## Exercise aim
Identify the lines that contain the string "text" and copy all of them.

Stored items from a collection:
----
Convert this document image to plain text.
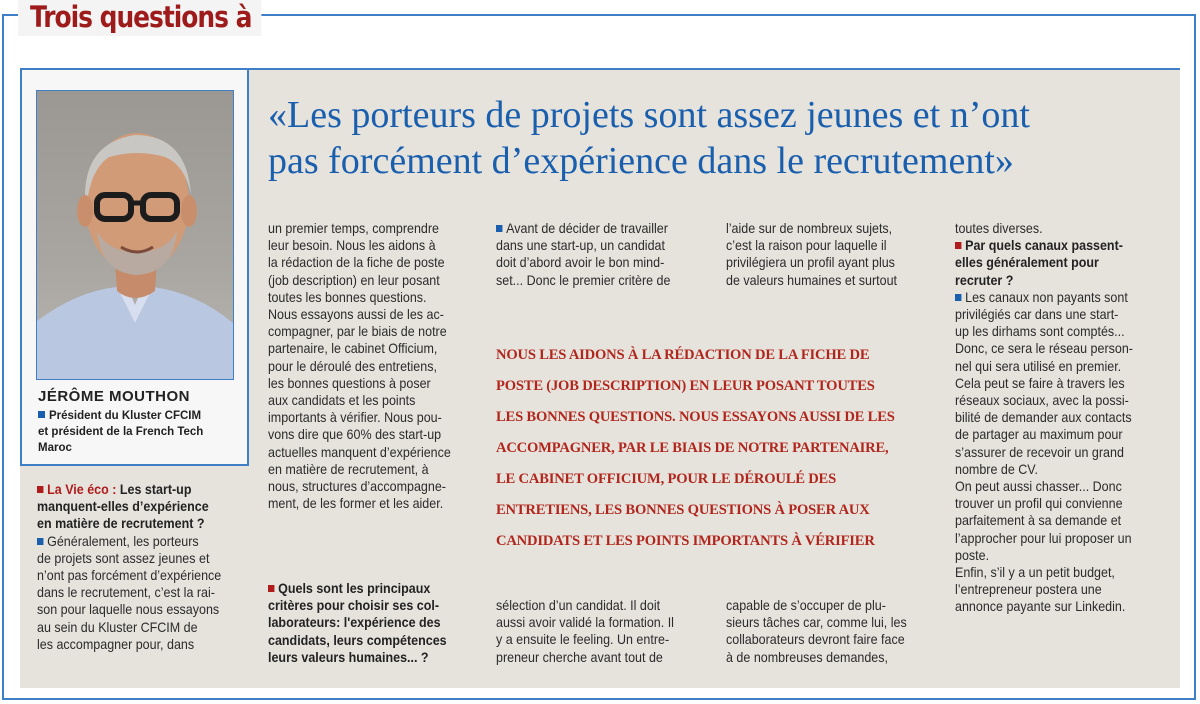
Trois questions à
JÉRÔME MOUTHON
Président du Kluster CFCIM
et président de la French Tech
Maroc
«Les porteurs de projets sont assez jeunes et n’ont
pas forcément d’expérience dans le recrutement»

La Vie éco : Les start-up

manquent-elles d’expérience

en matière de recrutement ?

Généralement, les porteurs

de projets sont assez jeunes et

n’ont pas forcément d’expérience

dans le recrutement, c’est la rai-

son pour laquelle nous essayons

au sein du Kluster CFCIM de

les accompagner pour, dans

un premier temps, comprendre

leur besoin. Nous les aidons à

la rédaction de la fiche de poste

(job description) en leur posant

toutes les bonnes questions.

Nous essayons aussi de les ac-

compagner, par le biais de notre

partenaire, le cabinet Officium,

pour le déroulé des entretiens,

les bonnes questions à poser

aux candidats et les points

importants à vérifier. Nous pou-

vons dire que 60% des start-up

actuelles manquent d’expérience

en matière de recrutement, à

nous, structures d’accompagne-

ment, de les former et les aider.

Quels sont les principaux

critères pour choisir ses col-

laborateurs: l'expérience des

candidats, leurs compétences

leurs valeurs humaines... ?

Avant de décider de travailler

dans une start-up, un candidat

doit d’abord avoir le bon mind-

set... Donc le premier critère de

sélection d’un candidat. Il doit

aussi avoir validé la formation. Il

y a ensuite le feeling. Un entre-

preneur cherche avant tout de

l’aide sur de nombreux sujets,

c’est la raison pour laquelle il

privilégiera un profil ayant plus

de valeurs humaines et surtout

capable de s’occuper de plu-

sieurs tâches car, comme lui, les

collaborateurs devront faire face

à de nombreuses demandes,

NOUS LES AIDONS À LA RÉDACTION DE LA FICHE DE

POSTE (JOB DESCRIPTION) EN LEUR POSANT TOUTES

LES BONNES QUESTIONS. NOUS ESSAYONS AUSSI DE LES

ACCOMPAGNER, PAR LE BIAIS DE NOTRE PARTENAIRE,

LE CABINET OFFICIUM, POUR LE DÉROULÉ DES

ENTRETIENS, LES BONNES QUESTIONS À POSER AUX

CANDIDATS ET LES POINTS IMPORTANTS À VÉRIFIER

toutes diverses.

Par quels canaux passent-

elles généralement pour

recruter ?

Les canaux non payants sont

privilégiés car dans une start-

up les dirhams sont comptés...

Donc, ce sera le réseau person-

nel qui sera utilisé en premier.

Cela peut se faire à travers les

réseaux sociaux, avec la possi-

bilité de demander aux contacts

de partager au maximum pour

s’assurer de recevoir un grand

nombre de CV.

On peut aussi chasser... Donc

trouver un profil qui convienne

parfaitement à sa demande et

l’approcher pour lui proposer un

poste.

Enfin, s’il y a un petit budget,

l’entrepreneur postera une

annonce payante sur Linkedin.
----
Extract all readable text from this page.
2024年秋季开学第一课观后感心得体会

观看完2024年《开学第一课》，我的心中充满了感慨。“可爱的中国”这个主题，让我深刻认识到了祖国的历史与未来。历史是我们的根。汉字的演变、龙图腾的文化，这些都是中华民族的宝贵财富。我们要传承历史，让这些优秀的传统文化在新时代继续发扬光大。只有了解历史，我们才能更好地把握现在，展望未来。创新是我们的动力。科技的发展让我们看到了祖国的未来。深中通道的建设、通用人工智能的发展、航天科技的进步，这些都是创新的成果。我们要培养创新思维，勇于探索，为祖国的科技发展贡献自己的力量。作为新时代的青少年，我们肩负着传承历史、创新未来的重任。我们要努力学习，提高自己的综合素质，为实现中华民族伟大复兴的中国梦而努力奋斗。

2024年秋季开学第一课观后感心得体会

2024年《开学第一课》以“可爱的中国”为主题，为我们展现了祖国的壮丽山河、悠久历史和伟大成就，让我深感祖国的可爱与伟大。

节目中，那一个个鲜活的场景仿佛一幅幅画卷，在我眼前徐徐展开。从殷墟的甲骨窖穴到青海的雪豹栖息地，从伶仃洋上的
----
## Solution to the exercise
Convert this document image to plain text.
Extract all readable text from this page.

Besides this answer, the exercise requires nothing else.